Exercise |
Write out each line beneath this one exactly as it reads.

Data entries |
>> Start
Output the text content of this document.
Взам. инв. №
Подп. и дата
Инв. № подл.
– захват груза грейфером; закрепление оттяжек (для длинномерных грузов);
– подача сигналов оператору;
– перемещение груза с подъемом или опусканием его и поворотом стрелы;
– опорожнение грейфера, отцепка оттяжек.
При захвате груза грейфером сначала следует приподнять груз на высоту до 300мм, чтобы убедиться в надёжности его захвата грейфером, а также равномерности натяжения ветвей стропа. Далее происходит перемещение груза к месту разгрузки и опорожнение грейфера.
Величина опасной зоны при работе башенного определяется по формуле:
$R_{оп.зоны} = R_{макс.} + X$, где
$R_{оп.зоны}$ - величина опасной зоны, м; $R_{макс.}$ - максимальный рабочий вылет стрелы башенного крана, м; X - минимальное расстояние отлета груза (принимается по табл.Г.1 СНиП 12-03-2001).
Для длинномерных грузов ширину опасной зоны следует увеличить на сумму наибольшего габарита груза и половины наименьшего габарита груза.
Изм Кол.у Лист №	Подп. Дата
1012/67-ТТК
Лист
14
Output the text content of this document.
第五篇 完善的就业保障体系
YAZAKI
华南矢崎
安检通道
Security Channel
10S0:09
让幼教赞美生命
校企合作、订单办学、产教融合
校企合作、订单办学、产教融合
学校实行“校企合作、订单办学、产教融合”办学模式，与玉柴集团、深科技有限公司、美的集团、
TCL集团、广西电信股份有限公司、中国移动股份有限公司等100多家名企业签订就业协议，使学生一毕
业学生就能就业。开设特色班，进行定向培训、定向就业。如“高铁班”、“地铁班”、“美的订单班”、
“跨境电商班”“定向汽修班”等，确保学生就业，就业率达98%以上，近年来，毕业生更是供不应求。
>> End
Complete output |
Output the text content of this document.
Взам. инв. №
Подп. и дата
Инв. № подл.
– захват груза грейфером; закрепление оттяжек (для длинномерных грузов);
– подача сигналов оператору;
– перемещение груза с подъемом или опусканием его и поворотом стрелы;
– опорожнение грейфера, отцепка оттяжек.
При захвате груза грейфером сначала следует приподнять груз на высоту до 300мм, чтобы убедиться в надёжности его захвата грейфером, а также равномерности натяжения ветвей стропа. Далее происходит перемещение груза к месту разгрузки и опорожнение грейфера.
Величина опасной зоны при работе башенного определяется по формуле:
$R_{оп.зоны} = R_{макс.} + X$, где
$R_{оп.зоны}$ - величина опасной зоны, м; $R_{макс.}$ - максимальный рабочий вылет стрелы башенного крана, м; X - минимальное расстояние отлета груза (принимается по табл.Г.1 СНиП 12-03-2001).
Для длинномерных грузов ширину опасной зоны следует увеличить на сумму наибольшего габарита груза и половины наименьшего габарита груза.
Изм Кол.у Лист №	Подп. Дата
1012/67-ТТК
Лист
14
Output the text content of this document.
第五篇 完善的就业保障体系
YAZAKI
华南矢崎
安检通道
Security Channel
10S0:09
让幼教赞美生命
校企合作、订单办学、产教融合
校企合作、订单办学、产教融合
学校实行“校企合作、订单办学、产教融合”办学模式，与玉柴集团、深科技有限公司、美的集团、
TCL集团、广西电信股份有限公司、中国移动股份有限公司等100多家名企业签订就业协议，使学生一毕
业学生就能就业。开设特色班，进行定向培训、定向就业。如“高铁班”、“地铁班”、“美的订单班”、
“跨境电商班”“定向汽修班”等，确保学生就业，就业率达98%以上，近年来，毕业生更是供不应求。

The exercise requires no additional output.